(Directions for this task): Copy out every record precisely.

[Start]

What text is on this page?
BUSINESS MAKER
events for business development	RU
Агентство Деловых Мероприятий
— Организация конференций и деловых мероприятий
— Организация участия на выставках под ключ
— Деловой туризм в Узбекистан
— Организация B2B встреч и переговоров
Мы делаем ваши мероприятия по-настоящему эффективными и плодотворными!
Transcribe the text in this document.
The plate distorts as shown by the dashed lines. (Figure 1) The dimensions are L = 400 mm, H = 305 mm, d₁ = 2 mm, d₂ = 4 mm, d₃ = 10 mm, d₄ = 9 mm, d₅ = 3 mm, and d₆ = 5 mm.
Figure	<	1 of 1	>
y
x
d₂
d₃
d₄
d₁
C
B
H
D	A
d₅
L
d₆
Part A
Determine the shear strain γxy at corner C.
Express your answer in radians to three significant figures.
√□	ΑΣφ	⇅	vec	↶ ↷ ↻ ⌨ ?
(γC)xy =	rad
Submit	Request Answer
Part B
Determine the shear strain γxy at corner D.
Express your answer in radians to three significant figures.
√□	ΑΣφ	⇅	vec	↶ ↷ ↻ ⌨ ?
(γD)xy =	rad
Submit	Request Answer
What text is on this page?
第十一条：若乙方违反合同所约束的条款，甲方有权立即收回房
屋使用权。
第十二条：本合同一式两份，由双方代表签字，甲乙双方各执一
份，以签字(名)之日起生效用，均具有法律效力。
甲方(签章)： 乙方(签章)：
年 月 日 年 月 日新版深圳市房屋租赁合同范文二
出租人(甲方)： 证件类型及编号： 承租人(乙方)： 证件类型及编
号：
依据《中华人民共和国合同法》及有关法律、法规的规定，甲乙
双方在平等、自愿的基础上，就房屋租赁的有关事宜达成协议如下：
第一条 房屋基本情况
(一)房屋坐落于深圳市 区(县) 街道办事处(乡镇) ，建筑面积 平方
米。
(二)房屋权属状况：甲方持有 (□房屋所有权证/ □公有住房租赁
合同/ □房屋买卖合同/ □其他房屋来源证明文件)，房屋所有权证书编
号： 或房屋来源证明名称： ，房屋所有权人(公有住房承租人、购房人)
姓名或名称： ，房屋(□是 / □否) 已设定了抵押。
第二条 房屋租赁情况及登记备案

[End]

(Solution to the exercise):
What text is on this page?
BUSINESS MAKER
events for business development	RU
Агентство Деловых Мероприятий
— Организация конференций и деловых мероприятий
— Организация участия на выставках под ключ
— Деловой туризм в Узбекистан
— Организация B2B встреч и переговоров
Мы делаем ваши мероприятия по-настоящему эффективными и плодотворными!
Transcribe the text in this document.
The plate distorts as shown by the dashed lines. (Figure 1) The dimensions are L = 400 mm, H = 305 mm, d₁ = 2 mm, d₂ = 4 mm, d₃ = 10 mm, d₄ = 9 mm, d₅ = 3 mm, and d₆ = 5 mm.
Figure	<	1 of 1	>
y
x
d₂
d₃
d₄
d₁
C
B
H
D	A
d₅
L
d₆
Part A
Determine the shear strain γxy at corner C.
Express your answer in radians to three significant figures.
√□	ΑΣφ	⇅	vec	↶ ↷ ↻ ⌨ ?
(γC)xy =	rad
Submit	Request Answer
Part B
Determine the shear strain γxy at corner D.
Express your answer in radians to three significant figures.
√□	ΑΣφ	⇅	vec	↶ ↷ ↻ ⌨ ?
(γD)xy =	rad
Submit	Request Answer
What text is on this page?
第十一条：若乙方违反合同所约束的条款，甲方有权立即收回房
屋使用权。
第十二条：本合同一式两份，由双方代表签字，甲乙双方各执一
份，以签字(名)之日起生效用，均具有法律效力。
甲方(签章)： 乙方(签章)：
年 月 日 年 月 日新版深圳市房屋租赁合同范文二
出租人(甲方)： 证件类型及编号： 承租人(乙方)： 证件类型及编
号：
依据《中华人民共和国合同法》及有关法律、法规的规定，甲乙
双方在平等、自愿的基础上，就房屋租赁的有关事宜达成协议如下：
第一条 房屋基本情况
(一)房屋坐落于深圳市 区(县) 街道办事处(乡镇) ，建筑面积 平方
米。
(二)房屋权属状况：甲方持有 (□房屋所有权证/ □公有住房租赁
合同/ □房屋买卖合同/ □其他房屋来源证明文件)，房屋所有权证书编
号： 或房屋来源证明名称： ，房屋所有权人(公有住房承租人、购房人)
姓名或名称： ，房屋(□是 / □否) 已设定了抵押。
第二条 房屋租赁情况及登记备案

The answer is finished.